[DATA LISTING start]

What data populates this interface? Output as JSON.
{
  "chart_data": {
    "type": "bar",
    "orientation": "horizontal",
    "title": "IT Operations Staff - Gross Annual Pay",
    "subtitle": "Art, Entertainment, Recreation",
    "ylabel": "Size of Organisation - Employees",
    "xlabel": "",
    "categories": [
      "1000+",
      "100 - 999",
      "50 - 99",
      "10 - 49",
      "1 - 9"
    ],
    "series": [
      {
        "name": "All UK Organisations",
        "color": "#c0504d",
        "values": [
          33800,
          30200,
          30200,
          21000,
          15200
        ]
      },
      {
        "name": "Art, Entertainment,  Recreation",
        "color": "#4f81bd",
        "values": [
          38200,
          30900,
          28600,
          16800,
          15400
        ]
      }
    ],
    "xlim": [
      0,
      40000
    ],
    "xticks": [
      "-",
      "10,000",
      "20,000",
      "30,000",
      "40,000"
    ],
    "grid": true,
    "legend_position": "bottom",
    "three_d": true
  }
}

[DATA LISTING end]

__TASK DIRECTIONS__
Copy out each record from above, exactly.

__SOLUTION TO THE PROBLEM__
What data populates this interface? Output as JSON.
{
  "chart_data": {
    "type": "bar",
    "orientation": "horizontal",
    "title": "IT Operations Staff - Gross Annual Pay",
    "subtitle": "Art, Entertainment, Recreation",
    "ylabel": "Size of Organisation - Employees",
    "xlabel": "",
    "categories": [
      "1000+",
      "100 - 999",
      "50 - 99",
      "10 - 49",
      "1 - 9"
    ],
    "series": [
      {
        "name": "All UK Organisations",
        "color": "#c0504d",
        "values": [
          33800,
          30200,
          30200,
          21000,
          15200
        ]
      },
      {
        "name": "Art, Entertainment,  Recreation",
        "color": "#4f81bd",
        "values": [
          38200,
          30900,
          28600,
          16800,
          15400
        ]
      }
    ],
    "xlim": [
      0,
      40000
    ],
    "xticks": [
      "-",
      "10,000",
      "20,000",
      "30,000",
      "40,000"
    ],
    "grid": true,
    "legend_position": "bottom",
    "three_d": true
  }
}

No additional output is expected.